Instructions to follow » Copy each entry as it stands, leaving nothing out.

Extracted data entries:

····················

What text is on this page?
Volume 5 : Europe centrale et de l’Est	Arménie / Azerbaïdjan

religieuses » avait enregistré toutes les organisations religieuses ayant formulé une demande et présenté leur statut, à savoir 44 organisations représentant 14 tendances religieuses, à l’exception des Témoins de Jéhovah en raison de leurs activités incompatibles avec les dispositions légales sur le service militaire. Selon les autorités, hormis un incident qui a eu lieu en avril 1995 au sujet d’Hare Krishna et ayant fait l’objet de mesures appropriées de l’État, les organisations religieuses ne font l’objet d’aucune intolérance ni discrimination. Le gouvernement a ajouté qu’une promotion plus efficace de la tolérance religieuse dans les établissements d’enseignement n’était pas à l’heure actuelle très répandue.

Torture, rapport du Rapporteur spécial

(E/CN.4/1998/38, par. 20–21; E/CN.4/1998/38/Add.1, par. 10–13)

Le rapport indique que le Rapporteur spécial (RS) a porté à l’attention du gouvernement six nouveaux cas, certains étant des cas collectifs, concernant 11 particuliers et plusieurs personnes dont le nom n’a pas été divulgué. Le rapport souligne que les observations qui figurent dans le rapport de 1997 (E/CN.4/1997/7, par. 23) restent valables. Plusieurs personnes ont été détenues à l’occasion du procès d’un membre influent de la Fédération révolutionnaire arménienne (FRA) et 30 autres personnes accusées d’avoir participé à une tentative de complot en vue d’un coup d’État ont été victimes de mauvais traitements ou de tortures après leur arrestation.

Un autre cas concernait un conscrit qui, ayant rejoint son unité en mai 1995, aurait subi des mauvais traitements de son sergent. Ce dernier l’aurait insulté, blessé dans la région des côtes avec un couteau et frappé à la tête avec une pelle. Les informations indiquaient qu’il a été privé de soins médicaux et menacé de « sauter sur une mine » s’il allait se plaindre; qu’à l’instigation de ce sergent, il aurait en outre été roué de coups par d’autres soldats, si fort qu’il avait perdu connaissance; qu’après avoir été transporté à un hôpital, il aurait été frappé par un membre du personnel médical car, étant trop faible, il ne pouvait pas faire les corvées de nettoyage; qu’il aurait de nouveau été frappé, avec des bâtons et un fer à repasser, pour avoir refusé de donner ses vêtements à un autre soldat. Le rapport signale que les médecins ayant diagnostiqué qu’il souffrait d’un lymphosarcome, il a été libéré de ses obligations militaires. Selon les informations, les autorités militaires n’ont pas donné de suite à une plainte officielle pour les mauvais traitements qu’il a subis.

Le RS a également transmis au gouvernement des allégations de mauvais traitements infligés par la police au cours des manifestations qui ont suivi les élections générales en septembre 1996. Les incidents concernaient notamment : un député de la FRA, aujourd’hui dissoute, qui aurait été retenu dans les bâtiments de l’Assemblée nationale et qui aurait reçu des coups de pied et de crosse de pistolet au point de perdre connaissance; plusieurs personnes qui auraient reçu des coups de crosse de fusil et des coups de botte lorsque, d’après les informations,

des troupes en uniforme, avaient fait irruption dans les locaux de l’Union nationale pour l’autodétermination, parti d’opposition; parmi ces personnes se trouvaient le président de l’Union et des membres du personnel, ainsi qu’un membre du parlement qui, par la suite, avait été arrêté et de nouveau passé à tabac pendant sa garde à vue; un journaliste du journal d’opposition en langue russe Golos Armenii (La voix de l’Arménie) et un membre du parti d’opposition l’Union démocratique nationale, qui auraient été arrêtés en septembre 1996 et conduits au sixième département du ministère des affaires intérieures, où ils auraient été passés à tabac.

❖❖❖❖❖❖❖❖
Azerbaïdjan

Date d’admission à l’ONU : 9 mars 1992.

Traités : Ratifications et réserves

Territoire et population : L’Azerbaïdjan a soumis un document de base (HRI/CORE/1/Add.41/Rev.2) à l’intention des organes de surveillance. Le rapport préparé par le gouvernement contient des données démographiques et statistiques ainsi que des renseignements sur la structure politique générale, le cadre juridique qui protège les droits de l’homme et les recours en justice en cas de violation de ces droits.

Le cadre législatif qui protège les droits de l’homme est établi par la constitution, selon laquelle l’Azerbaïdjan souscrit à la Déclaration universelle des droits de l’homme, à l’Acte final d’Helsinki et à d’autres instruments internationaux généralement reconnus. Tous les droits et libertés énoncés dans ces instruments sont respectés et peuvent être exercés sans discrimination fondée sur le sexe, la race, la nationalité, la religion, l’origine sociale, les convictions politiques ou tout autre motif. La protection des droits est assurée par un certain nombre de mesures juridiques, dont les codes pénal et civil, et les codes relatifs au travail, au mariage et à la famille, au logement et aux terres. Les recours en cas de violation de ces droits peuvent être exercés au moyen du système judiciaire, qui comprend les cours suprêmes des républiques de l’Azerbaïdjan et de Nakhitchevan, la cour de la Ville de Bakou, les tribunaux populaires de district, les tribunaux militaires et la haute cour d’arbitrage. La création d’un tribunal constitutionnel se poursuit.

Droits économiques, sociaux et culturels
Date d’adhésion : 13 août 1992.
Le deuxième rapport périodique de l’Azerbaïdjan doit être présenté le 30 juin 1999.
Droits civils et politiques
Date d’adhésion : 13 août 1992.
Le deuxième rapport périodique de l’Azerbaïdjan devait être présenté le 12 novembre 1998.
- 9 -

····················

Result of the task »
What text is on this page?
Volume 5 : Europe centrale et de l’Est	Arménie / Azerbaïdjan

religieuses » avait enregistré toutes les organisations religieuses ayant formulé une demande et présenté leur statut, à savoir 44 organisations représentant 14 tendances religieuses, à l’exception des Témoins de Jéhovah en raison de leurs activités incompatibles avec les dispositions légales sur le service militaire. Selon les autorités, hormis un incident qui a eu lieu en avril 1995 au sujet d’Hare Krishna et ayant fait l’objet de mesures appropriées de l’État, les organisations religieuses ne font l’objet d’aucune intolérance ni discrimination. Le gouvernement a ajouté qu’une promotion plus efficace de la tolérance religieuse dans les établissements d’enseignement n’était pas à l’heure actuelle très répandue.

Torture, rapport du Rapporteur spécial

(E/CN.4/1998/38, par. 20–21; E/CN.4/1998/38/Add.1, par. 10–13)

Le rapport indique que le Rapporteur spécial (RS) a porté à l’attention du gouvernement six nouveaux cas, certains étant des cas collectifs, concernant 11 particuliers et plusieurs personnes dont le nom n’a pas été divulgué. Le rapport souligne que les observations qui figurent dans le rapport de 1997 (E/CN.4/1997/7, par. 23) restent valables. Plusieurs personnes ont été détenues à l’occasion du procès d’un membre influent de la Fédération révolutionnaire arménienne (FRA) et 30 autres personnes accusées d’avoir participé à une tentative de complot en vue d’un coup d’État ont été victimes de mauvais traitements ou de tortures après leur arrestation.

Un autre cas concernait un conscrit qui, ayant rejoint son unité en mai 1995, aurait subi des mauvais traitements de son sergent. Ce dernier l’aurait insulté, blessé dans la région des côtes avec un couteau et frappé à la tête avec une pelle. Les informations indiquaient qu’il a été privé de soins médicaux et menacé de « sauter sur une mine » s’il allait se plaindre; qu’à l’instigation de ce sergent, il aurait en outre été roué de coups par d’autres soldats, si fort qu’il avait perdu connaissance; qu’après avoir été transporté à un hôpital, il aurait été frappé par un membre du personnel médical car, étant trop faible, il ne pouvait pas faire les corvées de nettoyage; qu’il aurait de nouveau été frappé, avec des bâtons et un fer à repasser, pour avoir refusé de donner ses vêtements à un autre soldat. Le rapport signale que les médecins ayant diagnostiqué qu’il souffrait d’un lymphosarcome, il a été libéré de ses obligations militaires. Selon les informations, les autorités militaires n’ont pas donné de suite à une plainte officielle pour les mauvais traitements qu’il a subis.

Le RS a également transmis au gouvernement des allégations de mauvais traitements infligés par la police au cours des manifestations qui ont suivi les élections générales en septembre 1996. Les incidents concernaient notamment : un député de la FRA, aujourd’hui dissoute, qui aurait été retenu dans les bâtiments de l’Assemblée nationale et qui aurait reçu des coups de pied et de crosse de pistolet au point de perdre connaissance; plusieurs personnes qui auraient reçu des coups de crosse de fusil et des coups de botte lorsque, d’après les informations,

des troupes en uniforme, avaient fait irruption dans les locaux de l’Union nationale pour l’autodétermination, parti d’opposition; parmi ces personnes se trouvaient le président de l’Union et des membres du personnel, ainsi qu’un membre du parlement qui, par la suite, avait été arrêté et de nouveau passé à tabac pendant sa garde à vue; un journaliste du journal d’opposition en langue russe Golos Armenii (La voix de l’Arménie) et un membre du parti d’opposition l’Union démocratique nationale, qui auraient été arrêtés en septembre 1996 et conduits au sixième département du ministère des affaires intérieures, où ils auraient été passés à tabac.

❖❖❖❖❖❖❖❖
Azerbaïdjan

Date d’admission à l’ONU : 9 mars 1992.

Traités : Ratifications et réserves

Territoire et population : L’Azerbaïdjan a soumis un document de base (HRI/CORE/1/Add.41/Rev.2) à l’intention des organes de surveillance. Le rapport préparé par le gouvernement contient des données démographiques et statistiques ainsi que des renseignements sur la structure politique générale, le cadre juridique qui protège les droits de l’homme et les recours en justice en cas de violation de ces droits.

Le cadre législatif qui protège les droits de l’homme est établi par la constitution, selon laquelle l’Azerbaïdjan souscrit à la Déclaration universelle des droits de l’homme, à l’Acte final d’Helsinki et à d’autres instruments internationaux généralement reconnus. Tous les droits et libertés énoncés dans ces instruments sont respectés et peuvent être exercés sans discrimination fondée sur le sexe, la race, la nationalité, la religion, l’origine sociale, les convictions politiques ou tout autre motif. La protection des droits est assurée par un certain nombre de mesures juridiques, dont les codes pénal et civil, et les codes relatifs au travail, au mariage et à la famille, au logement et aux terres. Les recours en cas de violation de ces droits peuvent être exercés au moyen du système judiciaire, qui comprend les cours suprêmes des républiques de l’Azerbaïdjan et de Nakhitchevan, la cour de la Ville de Bakou, les tribunaux populaires de district, les tribunaux militaires et la haute cour d’arbitrage. La création d’un tribunal constitutionnel se poursuit.

Droits économiques, sociaux et culturels
Date d’adhésion : 13 août 1992.
Le deuxième rapport périodique de l’Azerbaïdjan doit être présenté le 30 juin 1999.
Droits civils et politiques
Date d’adhésion : 13 août 1992.
Le deuxième rapport périodique de l’Azerbaïdjan devait être présenté le 12 novembre 1998.
- 9 -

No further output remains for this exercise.